_What to do_
Omit every picture and write out the rest of the records exactly.

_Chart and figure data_

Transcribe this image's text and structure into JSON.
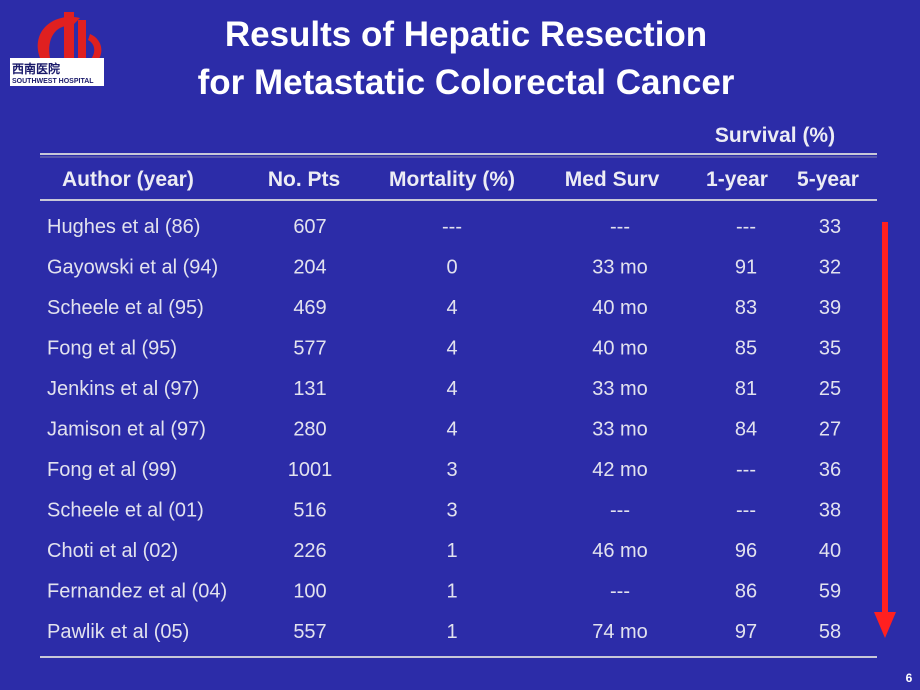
{
  "logo": {
    "name_cn": "西南医院",
    "name_en": "SOUTHWEST HOSPITAL"
  },
  "title": [
    "Results of Hepatic Resection",
    "for Metastatic Colorectal Cancer"
  ],
  "table": {
    "group_header": "Survival (%)",
    "headers": [
      "Author (year)",
      "No. Pts",
      "Mortality (%)",
      "Med Surv",
      "1-year",
      "5-year"
    ],
    "rows": [
      [
        "Hughes et al (86)",
        "607",
        "---",
        "---",
        "---",
        "33"
      ],
      [
        "Gayowski et al (94)",
        "204",
        "0",
        "33 mo",
        "91",
        "32"
      ],
      [
        "Scheele et al (95)",
        "469",
        "4",
        "40 mo",
        "83",
        "39"
      ],
      [
        "Fong et al (95)",
        "577",
        "4",
        "40 mo",
        "85",
        "35"
      ],
      [
        "Jenkins et al (97)",
        "131",
        "4",
        "33 mo",
        "81",
        "25"
      ],
      [
        "Jamison et al (97)",
        "280",
        "4",
        "33 mo",
        "84",
        "27"
      ],
      [
        "Fong et al (99)",
        "1001",
        "3",
        "42 mo",
        "---",
        "36"
      ],
      [
        "Scheele et al (01)",
        "516",
        "3",
        "---",
        "---",
        "38"
      ],
      [
        "Choti et al (02)",
        "226",
        "1",
        "46 mo",
        "96",
        "40"
      ],
      [
        "Fernandez et al (04)",
        "100",
        "1",
        "---",
        "86",
        "59"
      ],
      [
        "Pawlik et al (05)",
        "557",
        "1",
        "74 mo",
        "97",
        "58"
      ]
    ]
  },
  "page_number": "6"
}
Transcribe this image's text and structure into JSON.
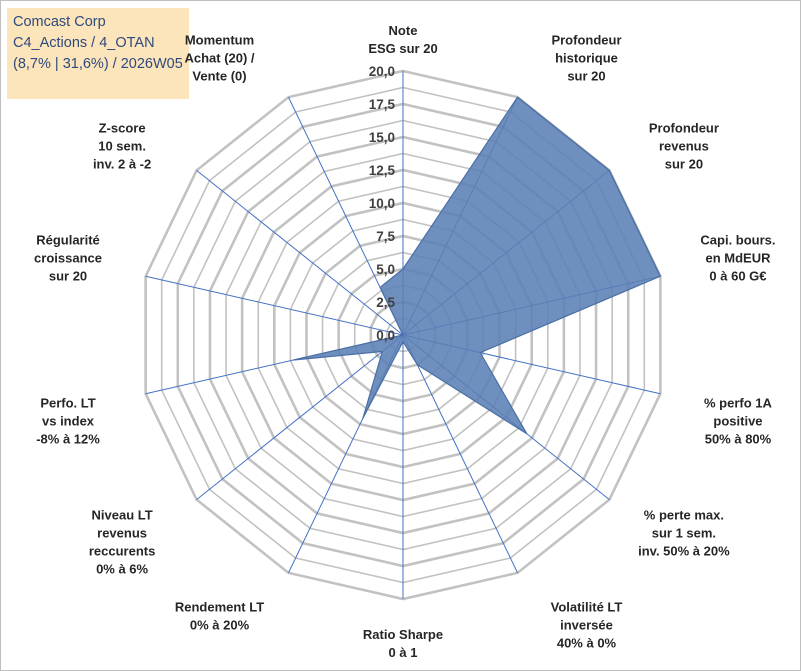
{
  "chart_data": {
    "type": "radar",
    "title_lines": [
      "Comcast Corp",
      "C4_Actions / 4_OTAN",
      "(8,7% | 31,6%) / 2026W05"
    ],
    "axes": [
      {
        "lines": [
          "Note",
          "ESG sur 20"
        ]
      },
      {
        "lines": [
          "Profondeur",
          "historique",
          "sur 20"
        ]
      },
      {
        "lines": [
          "Profondeur",
          "revenus",
          "sur 20"
        ]
      },
      {
        "lines": [
          "Capi. bours.",
          "en MdEUR",
          "0 à 60 G€"
        ]
      },
      {
        "lines": [
          "% perfo 1A",
          "positive",
          "50% à 80%"
        ]
      },
      {
        "lines": [
          "% perte max.",
          "sur 1 sem.",
          "inv. 50% à 20%"
        ]
      },
      {
        "lines": [
          "Volatilité LT",
          "inversée",
          "40% à 0%"
        ]
      },
      {
        "lines": [
          "Ratio Sharpe",
          "0 à 1"
        ]
      },
      {
        "lines": [
          "Rendement LT",
          "0% à 20%"
        ]
      },
      {
        "lines": [
          "Niveau LT",
          "revenus",
          "reccurents",
          "0% à 6%"
        ]
      },
      {
        "lines": [
          "Perfo. LT",
          "vs index",
          "-8% à 12%"
        ]
      },
      {
        "lines": [
          "Régularité",
          "croissance",
          "sur 20"
        ]
      },
      {
        "lines": [
          "Z-score",
          "10 sem.",
          "inv. 2 à -2"
        ]
      },
      {
        "lines": [
          "Momentum",
          "Achat (20) /",
          "Vente (0)"
        ]
      }
    ],
    "series": [
      {
        "name": "Comcast Corp",
        "values": [
          5.0,
          20.0,
          20.0,
          20.0,
          6.0,
          12.0,
          2.5,
          0.5,
          7.0,
          2.0,
          8.5,
          0.0,
          0.0,
          4.0
        ]
      }
    ],
    "rlim": [
      0,
      20
    ],
    "ticks": [
      "0,0",
      "2,5",
      "5,0",
      "7,5",
      "10,0",
      "12,5",
      "15,0",
      "17,5",
      "20,0"
    ],
    "colors": {
      "fill": "#5b80b5",
      "stroke": "#4a6fa5",
      "grid": "#c2c2c2",
      "spoke": "#4472c4"
    }
  }
}
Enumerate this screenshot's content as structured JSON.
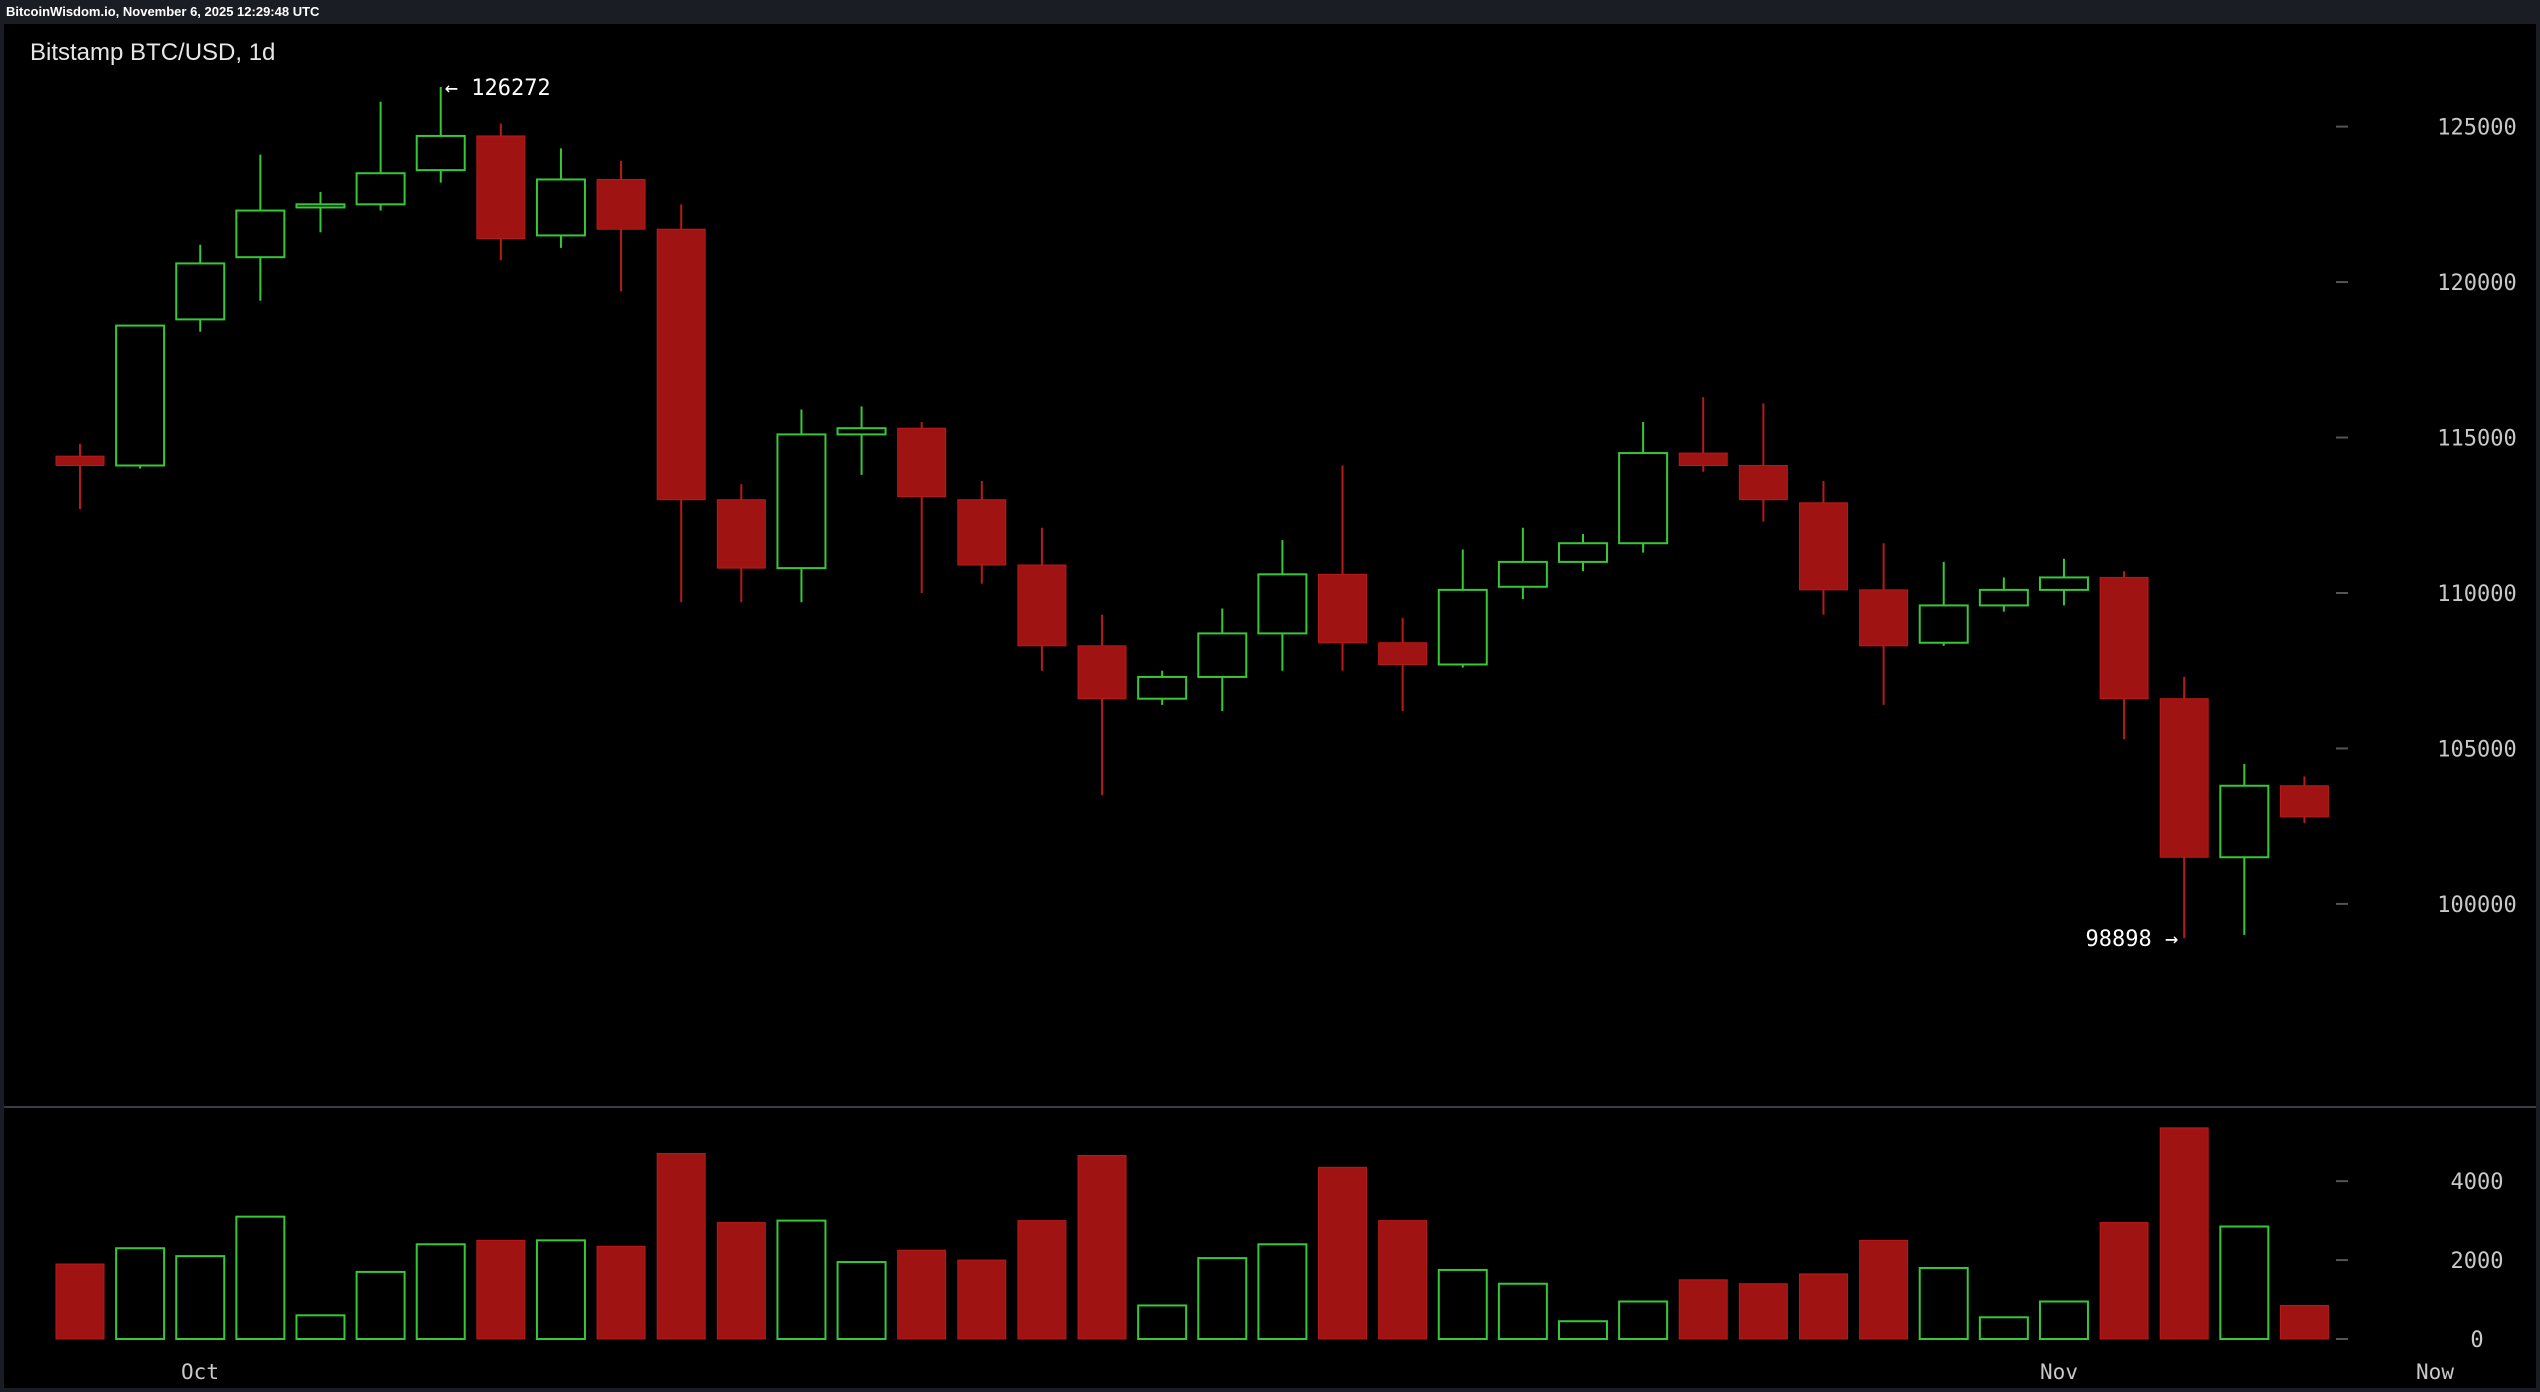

_Answer to this task_
Transcribe this image's text and structure into JSON.
{
  "logo": {
    "name_cn": "西南医院",
    "name_en": "SOUTHWEST HOSPITAL"
  },
  "title": [
    "Results of Hepatic Resection",
    "for Metastatic Colorectal Cancer"
  ],
  "table": {
    "group_header": "Survival (%)",
    "headers": [
      "Author (year)",
      "No. Pts",
      "Mortality (%)",
      "Med Surv",
      "1-year",
      "5-year"
    ],
    "rows": [
      [
        "Hughes et al (86)",
        "607",
        "---",
        "---",
        "---",
        "33"
      ],
      [
        "Gayowski et al (94)",
        "204",
        "0",
        "33 mo",
        "91",
        "32"
      ],
      [
        "Scheele et al (95)",
        "469",
        "4",
        "40 mo",
        "83",
        "39"
      ],
      [
        "Fong et al (95)",
        "577",
        "4",
        "40 mo",
        "85",
        "35"
      ],
      [
        "Jenkins et al (97)",
        "131",
        "4",
        "33 mo",
        "81",
        "25"
      ],
      [
        "Jamison et al (97)",
        "280",
        "4",
        "33 mo",
        "84",
        "27"
      ],
      [
        "Fong et al (99)",
        "1001",
        "3",
        "42 mo",
        "---",
        "36"
      ],
      [
        "Scheele et al (01)",
        "516",
        "3",
        "---",
        "---",
        "38"
      ],
      [
        "Choti et al (02)",
        "226",
        "1",
        "46 mo",
        "96",
        "40"
      ],
      [
        "Fernandez et al (04)",
        "100",
        "1",
        "---",
        "86",
        "59"
      ],
      [
        "Pawlik et al (05)",
        "557",
        "1",
        "74 mo",
        "97",
        "58"
      ]
    ]
  },
  "page_number": "6"
}
Transcribe this image's text and structure into JSON.
{
  "chart_data": {
    "type": "radar",
    "title_lines": [
      "Comcast Corp",
      "C4_Actions / 4_OTAN",
      "(8,7% | 31,6%) / 2026W05"
    ],
    "axes": [
      {
        "lines": [
          "Note",
          "ESG sur 20"
        ]
      },
      {
        "lines": [
          "Profondeur",
          "historique",
          "sur 20"
        ]
      },
      {
        "lines": [
          "Profondeur",
          "revenus",
          "sur 20"
        ]
      },
      {
        "lines": [
          "Capi. bours.",
          "en MdEUR",
          "0 à 60 G€"
        ]
      },
      {
        "lines": [
          "% perfo 1A",
          "positive",
          "50% à 80%"
        ]
      },
      {
        "lines": [
          "% perte max.",
          "sur 1 sem.",
          "inv. 50% à 20%"
        ]
      },
      {
        "lines": [
          "Volatilité LT",
          "inversée",
          "40% à 0%"
        ]
      },
      {
        "lines": [
          "Ratio Sharpe",
          "0 à 1"
        ]
      },
      {
        "lines": [
          "Rendement LT",
          "0% à 20%"
        ]
      },
      {
        "lines": [
          "Niveau LT",
          "revenus",
          "reccurents",
          "0% à 6%"
        ]
      },
      {
        "lines": [
          "Perfo. LT",
          "vs index",
          "-8% à 12%"
        ]
      },
      {
        "lines": [
          "Régularité",
          "croissance",
          "sur 20"
        ]
      },
      {
        "lines": [
          "Z-score",
          "10 sem.",
          "inv. 2 à -2"
        ]
      },
      {
        "lines": [
          "Momentum",
          "Achat (20) /",
          "Vente (0)"
        ]
      }
    ],
    "series": [
      {
        "name": "Comcast Corp",
        "values": [
          5.0,
          20.0,
          20.0,
          20.0,
          6.0,
          12.0,
          2.5,
          0.5,
          7.0,
          2.0,
          8.5,
          0.0,
          0.0,
          4.0
        ]
      }
    ],
    "rlim": [
      0,
      20
    ],
    "ticks": [
      "0,0",
      "2,5",
      "5,0",
      "7,5",
      "10,0",
      "12,5",
      "15,0",
      "17,5",
      "20,0"
    ],
    "colors": {
      "fill": "#5b80b5",
      "stroke": "#4a6fa5",
      "grid": "#c2c2c2",
      "spoke": "#4472c4"
    }
  }
}
Enumerate this screenshot's content as structured JSON.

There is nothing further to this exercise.